▶ _What is being asked_
In the listing below, locate the lines that hold "this" and copy them.

(Source records)
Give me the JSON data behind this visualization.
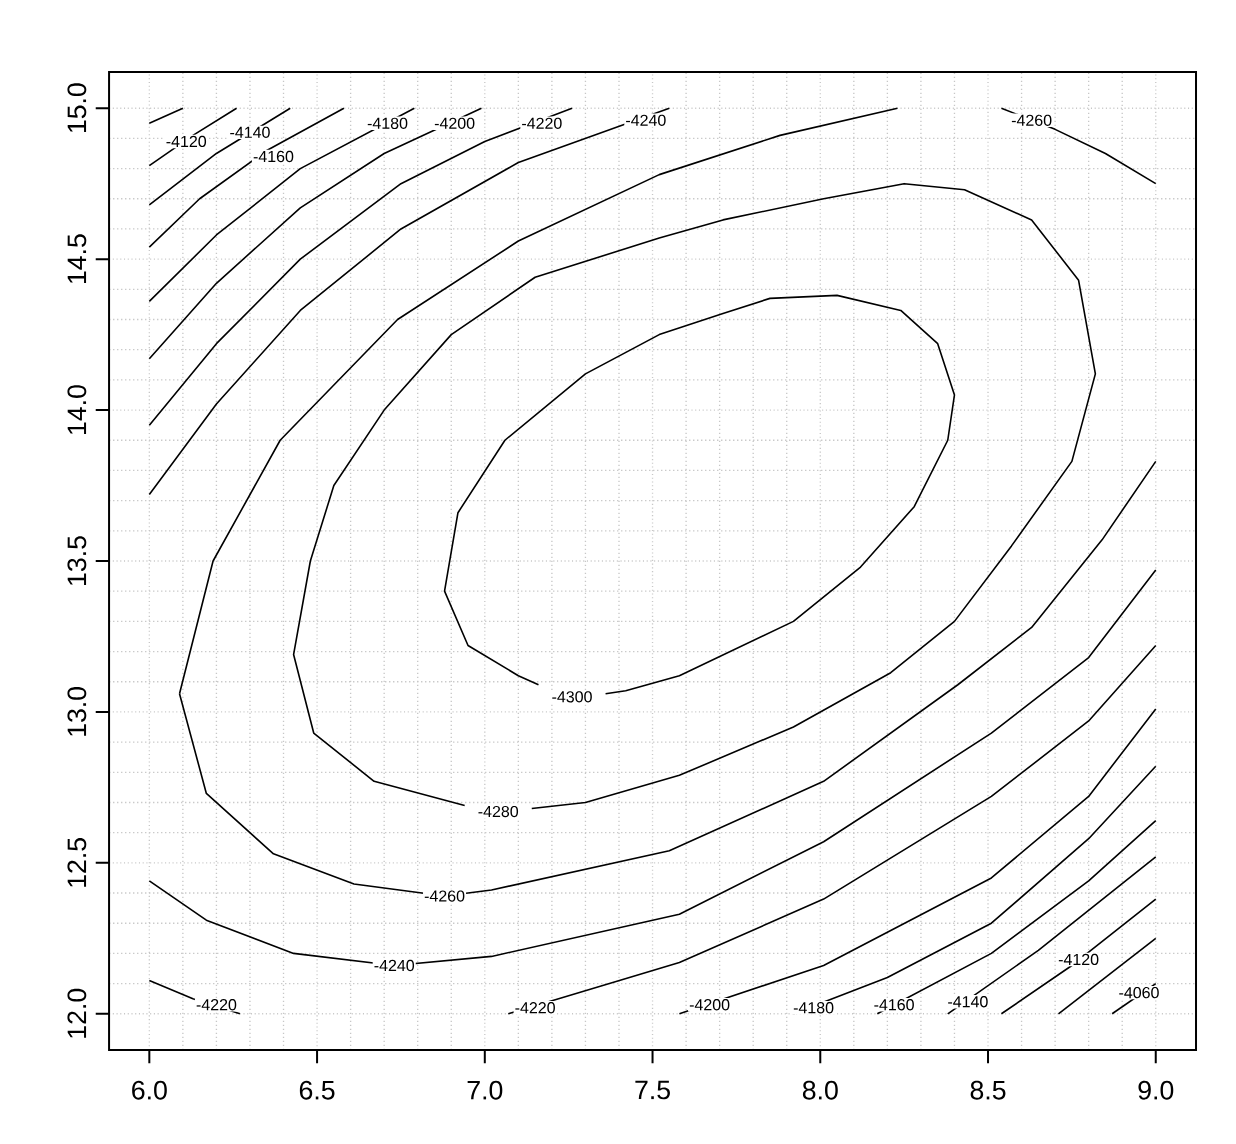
{
  "chart_data": {
    "type": "line",
    "xlim": [
      5.88,
      9.12
    ],
    "ylim": [
      11.88,
      15.12
    ],
    "xticks": [
      {
        "value": 6,
        "label": "6.0"
      },
      6.5,
      {
        "value": 7,
        "label": "7.0"
      },
      7.5,
      {
        "value": 8,
        "label": "8.0"
      },
      8.5,
      {
        "value": 9,
        "label": "9.0"
      }
    ],
    "yticks": [
      {
        "value": 12,
        "label": "12.0"
      },
      12.5,
      {
        "value": 13,
        "label": "13.0"
      },
      13.5,
      {
        "value": 14,
        "label": "14.0"
      },
      14.5,
      {
        "value": 15,
        "label": "15.0"
      }
    ],
    "grid": true,
    "series": [
      {
        "color": "#000000",
        "x": [
          6.0,
          6.1
        ],
        "values": [
          14.95,
          15.0
        ]
      },
      {
        "color": "#000000",
        "x": [
          6.0,
          6.13,
          6.26
        ],
        "values": [
          14.81,
          14.91,
          15.0
        ]
      },
      {
        "color": "#000000",
        "x": [
          6.0,
          6.2,
          6.42
        ],
        "values": [
          14.68,
          14.85,
          15.0
        ]
      },
      {
        "color": "#000000",
        "x": [
          6.0,
          6.15,
          6.35,
          6.58
        ],
        "values": [
          14.54,
          14.7,
          14.86,
          15.0
        ]
      },
      {
        "color": "#000000",
        "x": [
          6.0,
          6.2,
          6.45,
          6.79
        ],
        "values": [
          14.36,
          14.58,
          14.8,
          15.0
        ]
      },
      {
        "color": "#000000",
        "x": [
          6.0,
          6.2,
          6.45,
          6.7,
          6.99
        ],
        "values": [
          14.17,
          14.42,
          14.67,
          14.85,
          15.0
        ]
      },
      {
        "color": "#000000",
        "x": [
          6.0,
          6.2,
          6.45,
          6.75,
          7.0,
          7.26
        ],
        "values": [
          13.95,
          14.22,
          14.5,
          14.75,
          14.89,
          15.0
        ]
      },
      {
        "color": "#000000",
        "x": [
          6.0,
          6.2,
          6.45,
          6.75,
          7.1,
          7.55
        ],
        "values": [
          13.72,
          14.02,
          14.33,
          14.6,
          14.82,
          15.0
        ]
      },
      {
        "color": "#000000",
        "x": [
          6.09,
          6.19,
          6.39,
          6.74,
          7.1,
          7.52,
          7.88,
          8.23
        ],
        "values": [
          13.06,
          13.5,
          13.9,
          14.3,
          14.56,
          14.78,
          14.91,
          15.0
        ]
      },
      {
        "color": "#000000",
        "x": [
          6.09,
          6.17,
          6.37,
          6.61,
          6.88,
          7.02,
          7.55,
          8.01,
          8.41,
          8.63,
          8.84,
          9.0
        ],
        "values": [
          13.06,
          12.73,
          12.53,
          12.43,
          12.39,
          12.41,
          12.54,
          12.77,
          13.09,
          13.28,
          13.57,
          13.83
        ]
      },
      {
        "color": "#000000",
        "x": [
          8.54,
          8.7,
          8.85,
          9.0
        ],
        "values": [
          15.0,
          14.93,
          14.85,
          14.75
        ]
      },
      {
        "color": "#000000",
        "x": [
          7.14,
          7.3,
          7.58,
          7.92,
          8.21,
          8.4,
          8.57,
          8.75,
          8.82,
          8.77,
          8.63,
          8.43,
          8.25,
          8.01,
          7.71,
          7.52,
          7.15,
          6.9,
          6.7,
          6.55,
          6.48,
          6.43,
          6.49,
          6.67,
          6.94
        ],
        "values": [
          12.68,
          12.7,
          12.79,
          12.95,
          13.13,
          13.3,
          13.55,
          13.83,
          14.12,
          14.43,
          14.63,
          14.73,
          14.75,
          14.7,
          14.63,
          14.57,
          14.44,
          14.25,
          14.0,
          13.75,
          13.5,
          13.19,
          12.93,
          12.77,
          12.69
        ]
      },
      {
        "color": "#000000",
        "x": [
          7.36,
          7.42,
          7.58,
          7.92,
          8.12,
          8.28,
          8.38,
          8.4,
          8.35,
          8.24,
          8.05,
          7.85,
          7.71,
          7.52,
          7.3,
          7.06,
          6.92,
          6.88,
          6.95,
          7.1,
          7.16
        ],
        "values": [
          13.06,
          13.07,
          13.12,
          13.3,
          13.48,
          13.68,
          13.9,
          14.05,
          14.22,
          14.33,
          14.38,
          14.37,
          14.32,
          14.25,
          14.12,
          13.9,
          13.66,
          13.4,
          13.22,
          13.12,
          13.09
        ]
      },
      {
        "color": "#000000",
        "x": [
          6.0,
          6.17,
          6.43,
          6.73,
          7.02,
          7.58,
          8.01,
          8.51,
          8.8,
          9.0
        ],
        "values": [
          12.44,
          12.31,
          12.2,
          12.16,
          12.19,
          12.33,
          12.57,
          12.93,
          13.18,
          13.47
        ]
      },
      {
        "color": "#000000",
        "x": [
          6.0,
          6.13,
          6.27
        ],
        "values": [
          12.11,
          12.05,
          12.0
        ]
      },
      {
        "color": "#000000",
        "x": [
          7.07,
          7.22,
          7.58,
          8.01,
          8.51,
          8.8,
          9.0
        ],
        "values": [
          12.0,
          12.05,
          12.17,
          12.38,
          12.72,
          12.97,
          13.22
        ]
      },
      {
        "color": "#000000",
        "x": [
          7.58,
          8.01,
          8.51,
          8.8,
          9.0
        ],
        "values": [
          12.0,
          12.16,
          12.45,
          12.72,
          13.01
        ]
      },
      {
        "color": "#000000",
        "x": [
          7.92,
          8.2,
          8.51,
          8.8,
          9.0
        ],
        "values": [
          12.0,
          12.12,
          12.3,
          12.58,
          12.82
        ]
      },
      {
        "color": "#000000",
        "x": [
          8.17,
          8.51,
          8.8,
          9.0
        ],
        "values": [
          12.0,
          12.2,
          12.44,
          12.64
        ]
      },
      {
        "color": "#000000",
        "x": [
          8.38,
          8.65,
          9.0
        ],
        "values": [
          12.0,
          12.21,
          12.52
        ]
      },
      {
        "color": "#000000",
        "x": [
          8.54,
          8.75,
          9.0
        ],
        "values": [
          12.0,
          12.16,
          12.38
        ]
      },
      {
        "color": "#000000",
        "x": [
          8.71,
          9.0
        ],
        "values": [
          12.0,
          12.25
        ]
      },
      {
        "color": "#000000",
        "x": [
          8.87,
          9.0
        ],
        "values": [
          12.0,
          12.1
        ]
      }
    ],
    "annotations": [
      {
        "text": "-4120",
        "x": 6.11,
        "y": 14.89
      },
      {
        "text": "-4140",
        "x": 6.3,
        "y": 14.92
      },
      {
        "text": "-4160",
        "x": 6.37,
        "y": 14.84
      },
      {
        "text": "-4180",
        "x": 6.71,
        "y": 14.95
      },
      {
        "text": "-4200",
        "x": 6.91,
        "y": 14.95
      },
      {
        "text": "-4220",
        "x": 7.17,
        "y": 14.95
      },
      {
        "text": "-4240",
        "x": 7.48,
        "y": 14.96
      },
      {
        "text": "-4260",
        "x": 8.63,
        "y": 14.96
      },
      {
        "text": "-4300",
        "x": 7.26,
        "y": 13.05
      },
      {
        "text": "-4280",
        "x": 7.04,
        "y": 12.67
      },
      {
        "text": "-4260",
        "x": 6.88,
        "y": 12.39
      },
      {
        "text": "-4240",
        "x": 6.73,
        "y": 12.16
      },
      {
        "text": "-4220",
        "x": 6.2,
        "y": 12.03
      },
      {
        "text": "-4220",
        "x": 7.15,
        "y": 12.02
      },
      {
        "text": "-4200",
        "x": 7.67,
        "y": 12.03
      },
      {
        "text": "-4180",
        "x": 7.98,
        "y": 12.02
      },
      {
        "text": "-4160",
        "x": 8.22,
        "y": 12.03
      },
      {
        "text": "-4140",
        "x": 8.44,
        "y": 12.04
      },
      {
        "text": "-4120",
        "x": 8.77,
        "y": 12.18
      },
      {
        "text": "-4060",
        "x": 8.95,
        "y": 12.07
      }
    ]
  }
}
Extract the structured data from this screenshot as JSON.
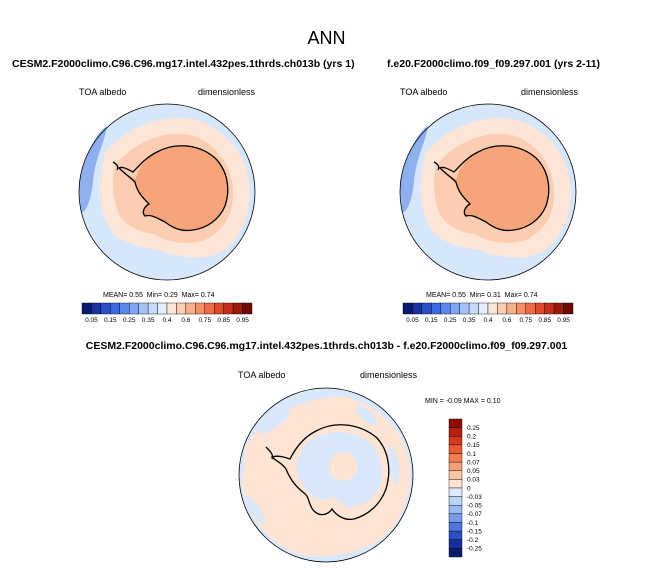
{
  "figure": {
    "title": "ANN"
  },
  "panels": {
    "left": {
      "case": "CESM2.F2000climo.C96.C96.mg17.intel.432pes.1thrds.ch013b (yrs 1)",
      "variable": "TOA albedo",
      "units": "dimensionless",
      "stats": {
        "mean_label": "MEAN=",
        "mean": "0.55",
        "min_label": "Min=",
        "min": "0.29",
        "max_label": "Max=",
        "max": "0.74"
      }
    },
    "right": {
      "case": "f.e20.F2000climo.f09_f09.297.001 (yrs 2-11)",
      "variable": "TOA albedo",
      "units": "dimensionless",
      "stats": {
        "mean_label": "MEAN=",
        "mean": "0.55",
        "min_label": "Min=",
        "min": "0.31",
        "max_label": "Max=",
        "max": "0.74"
      }
    },
    "diff": {
      "case": "CESM2.F2000climo.C96.C96.mg17.intel.432pes.1thrds.ch013b - f.e20.F2000climo.f09_f09.297.001",
      "variable": "TOA albedo",
      "units": "dimensionless",
      "stats": {
        "min_label": "MIN =",
        "min": "-0.09",
        "max_label": "MAX =",
        "max": "0.10"
      }
    }
  },
  "colorbars": {
    "abs": {
      "labels": [
        "0.05",
        "0.15",
        "0.25",
        "0.35",
        "0.4",
        "0.6",
        "0.75",
        "0.85",
        "0.95"
      ],
      "colors": [
        "#0a1a70",
        "#1a2fa0",
        "#2a4fc8",
        "#3c6ae0",
        "#5b88ec",
        "#7fa6f2",
        "#a5c2f6",
        "#c6dbfa",
        "#e4eefc",
        "#fde6d8",
        "#fbcdb1",
        "#f8b08a",
        "#f59066",
        "#ee6b45",
        "#de4a2a",
        "#c22e18",
        "#9c1a0c",
        "#6e0a02"
      ]
    },
    "diff": {
      "labels": [
        "0.25",
        "0.2",
        "0.15",
        "0.1",
        "0.07",
        "0.05",
        "0.03",
        "0",
        "-0.03",
        "-0.05",
        "-0.07",
        "-0.1",
        "-0.15",
        "-0.2",
        "-0.25"
      ],
      "colors": [
        "#8a0e04",
        "#b41f0e",
        "#d63a1e",
        "#eb5a35",
        "#f47c51",
        "#f9a079",
        "#fbc4a5",
        "#fde3d2",
        "#ddeafb",
        "#bcd4f7",
        "#9ab8f1",
        "#779be9",
        "#4f74dc",
        "#2e4ec3",
        "#162f9a",
        "#0a1a6e"
      ]
    }
  },
  "map_colors": {
    "ocean_abs": "#d6e7fb",
    "pale_orange": "#fde6d8",
    "mid_orange": "#fbcdb1",
    "ice_orange": "#f6a47a",
    "blue_strip": "#8fb0ee",
    "diff_blue": "#d9e8fb",
    "diff_orange": "#fde4d4",
    "coast": "#000000"
  }
}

▶ _Task solution_
Give me the JSON data behind this visualization.
Extract the structured data from this screenshot as JSON.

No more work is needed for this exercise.